Pull every line containing "Bush" from the entries.

§ **Provided material**

_____

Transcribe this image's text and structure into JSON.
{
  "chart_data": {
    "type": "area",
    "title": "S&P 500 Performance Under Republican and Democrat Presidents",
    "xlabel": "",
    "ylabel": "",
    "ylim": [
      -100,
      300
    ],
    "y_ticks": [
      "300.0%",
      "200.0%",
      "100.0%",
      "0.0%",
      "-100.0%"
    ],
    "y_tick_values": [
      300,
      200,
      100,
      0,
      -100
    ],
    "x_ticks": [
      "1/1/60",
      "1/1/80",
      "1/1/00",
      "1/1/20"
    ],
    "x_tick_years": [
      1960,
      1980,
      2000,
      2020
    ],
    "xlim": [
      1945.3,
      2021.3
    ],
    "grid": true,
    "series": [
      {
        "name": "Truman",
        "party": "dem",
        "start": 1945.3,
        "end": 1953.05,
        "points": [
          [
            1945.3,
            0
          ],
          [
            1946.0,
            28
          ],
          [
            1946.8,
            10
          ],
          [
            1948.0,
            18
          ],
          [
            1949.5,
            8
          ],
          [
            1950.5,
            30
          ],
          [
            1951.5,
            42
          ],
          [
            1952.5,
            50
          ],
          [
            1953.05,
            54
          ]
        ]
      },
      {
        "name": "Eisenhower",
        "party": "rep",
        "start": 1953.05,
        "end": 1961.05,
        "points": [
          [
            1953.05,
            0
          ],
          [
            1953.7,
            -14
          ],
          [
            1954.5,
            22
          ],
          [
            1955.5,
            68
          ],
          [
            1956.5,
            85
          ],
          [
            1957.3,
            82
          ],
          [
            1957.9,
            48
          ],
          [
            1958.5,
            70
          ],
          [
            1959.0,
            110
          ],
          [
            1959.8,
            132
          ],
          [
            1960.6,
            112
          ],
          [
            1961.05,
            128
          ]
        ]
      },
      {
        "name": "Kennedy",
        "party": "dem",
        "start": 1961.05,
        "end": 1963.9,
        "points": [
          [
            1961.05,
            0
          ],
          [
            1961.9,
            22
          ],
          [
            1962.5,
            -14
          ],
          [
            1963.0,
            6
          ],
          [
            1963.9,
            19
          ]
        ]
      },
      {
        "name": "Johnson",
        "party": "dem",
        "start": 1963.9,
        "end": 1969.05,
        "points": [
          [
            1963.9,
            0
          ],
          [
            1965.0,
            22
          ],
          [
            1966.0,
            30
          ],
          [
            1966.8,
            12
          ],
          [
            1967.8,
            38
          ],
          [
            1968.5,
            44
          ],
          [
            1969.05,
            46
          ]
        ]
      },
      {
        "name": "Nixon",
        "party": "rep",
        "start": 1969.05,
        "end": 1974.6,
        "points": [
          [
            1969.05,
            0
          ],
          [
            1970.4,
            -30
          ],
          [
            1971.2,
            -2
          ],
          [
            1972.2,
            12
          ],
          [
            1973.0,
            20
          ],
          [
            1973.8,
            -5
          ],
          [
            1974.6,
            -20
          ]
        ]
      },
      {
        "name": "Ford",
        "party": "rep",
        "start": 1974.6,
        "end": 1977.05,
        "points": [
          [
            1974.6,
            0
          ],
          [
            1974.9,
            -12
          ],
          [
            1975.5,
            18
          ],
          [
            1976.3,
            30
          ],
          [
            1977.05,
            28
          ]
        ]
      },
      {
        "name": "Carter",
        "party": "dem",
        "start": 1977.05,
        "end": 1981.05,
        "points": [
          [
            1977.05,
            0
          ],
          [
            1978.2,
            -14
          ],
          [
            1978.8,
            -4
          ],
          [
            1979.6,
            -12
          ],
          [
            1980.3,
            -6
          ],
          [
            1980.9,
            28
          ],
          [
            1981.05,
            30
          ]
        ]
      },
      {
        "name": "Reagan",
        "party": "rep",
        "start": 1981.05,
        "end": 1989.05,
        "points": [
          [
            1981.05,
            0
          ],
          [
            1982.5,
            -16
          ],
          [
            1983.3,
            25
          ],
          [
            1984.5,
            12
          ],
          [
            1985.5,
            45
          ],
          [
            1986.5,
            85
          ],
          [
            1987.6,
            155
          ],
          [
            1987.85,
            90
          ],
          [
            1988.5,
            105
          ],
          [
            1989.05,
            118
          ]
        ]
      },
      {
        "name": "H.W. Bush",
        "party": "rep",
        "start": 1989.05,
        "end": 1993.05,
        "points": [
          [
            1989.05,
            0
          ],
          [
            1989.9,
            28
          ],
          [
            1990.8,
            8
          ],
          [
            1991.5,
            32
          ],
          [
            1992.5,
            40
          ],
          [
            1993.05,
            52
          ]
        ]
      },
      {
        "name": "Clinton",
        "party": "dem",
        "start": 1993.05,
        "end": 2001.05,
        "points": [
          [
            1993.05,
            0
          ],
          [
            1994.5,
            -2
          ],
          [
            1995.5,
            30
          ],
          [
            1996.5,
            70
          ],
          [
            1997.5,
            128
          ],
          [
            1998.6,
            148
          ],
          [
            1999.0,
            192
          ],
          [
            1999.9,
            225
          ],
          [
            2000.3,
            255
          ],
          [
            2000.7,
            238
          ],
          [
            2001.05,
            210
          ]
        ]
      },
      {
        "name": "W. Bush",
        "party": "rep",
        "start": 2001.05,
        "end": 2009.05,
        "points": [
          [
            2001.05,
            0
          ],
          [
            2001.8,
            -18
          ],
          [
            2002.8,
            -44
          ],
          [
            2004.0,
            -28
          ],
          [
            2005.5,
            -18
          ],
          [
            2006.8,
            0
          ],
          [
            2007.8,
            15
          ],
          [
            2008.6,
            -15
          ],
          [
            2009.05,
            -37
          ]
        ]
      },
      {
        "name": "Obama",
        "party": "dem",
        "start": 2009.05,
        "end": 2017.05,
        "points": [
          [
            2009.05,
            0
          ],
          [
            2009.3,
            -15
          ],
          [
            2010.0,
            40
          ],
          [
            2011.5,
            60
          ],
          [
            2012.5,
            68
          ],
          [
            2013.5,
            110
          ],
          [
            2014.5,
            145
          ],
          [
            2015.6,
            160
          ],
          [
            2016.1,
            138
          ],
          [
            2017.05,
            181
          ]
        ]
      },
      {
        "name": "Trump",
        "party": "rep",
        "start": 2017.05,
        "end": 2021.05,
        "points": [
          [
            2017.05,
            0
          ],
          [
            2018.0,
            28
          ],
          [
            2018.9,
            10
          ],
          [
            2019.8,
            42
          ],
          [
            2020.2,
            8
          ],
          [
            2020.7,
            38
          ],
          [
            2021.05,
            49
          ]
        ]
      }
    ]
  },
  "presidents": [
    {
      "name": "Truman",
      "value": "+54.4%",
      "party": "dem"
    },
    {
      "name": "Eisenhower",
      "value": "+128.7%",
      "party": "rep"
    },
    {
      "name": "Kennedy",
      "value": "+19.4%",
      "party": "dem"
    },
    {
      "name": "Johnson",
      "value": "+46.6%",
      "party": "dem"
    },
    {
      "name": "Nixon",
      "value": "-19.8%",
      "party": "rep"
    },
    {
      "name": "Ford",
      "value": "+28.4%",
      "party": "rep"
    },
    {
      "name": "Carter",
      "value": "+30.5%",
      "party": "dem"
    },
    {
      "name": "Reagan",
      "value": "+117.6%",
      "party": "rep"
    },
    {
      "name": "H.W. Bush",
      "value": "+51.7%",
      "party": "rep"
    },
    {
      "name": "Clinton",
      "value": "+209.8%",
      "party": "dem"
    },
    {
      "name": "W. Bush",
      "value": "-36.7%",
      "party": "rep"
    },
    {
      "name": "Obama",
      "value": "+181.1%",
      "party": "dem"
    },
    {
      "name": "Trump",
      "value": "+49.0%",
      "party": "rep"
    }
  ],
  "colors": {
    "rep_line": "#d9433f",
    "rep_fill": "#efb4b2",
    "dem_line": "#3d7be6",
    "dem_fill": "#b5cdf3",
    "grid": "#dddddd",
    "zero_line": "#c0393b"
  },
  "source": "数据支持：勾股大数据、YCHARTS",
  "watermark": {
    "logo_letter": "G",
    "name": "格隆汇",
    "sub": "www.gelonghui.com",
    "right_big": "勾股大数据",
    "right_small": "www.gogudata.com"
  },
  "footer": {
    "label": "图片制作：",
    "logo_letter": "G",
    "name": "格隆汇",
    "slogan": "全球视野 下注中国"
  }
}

_____

§ **Solution to the exercise**
        "name": "H.W. Bush",
        "name": "W. Bush",
      "name": "H.W. Bush",
      "name": "W. Bush",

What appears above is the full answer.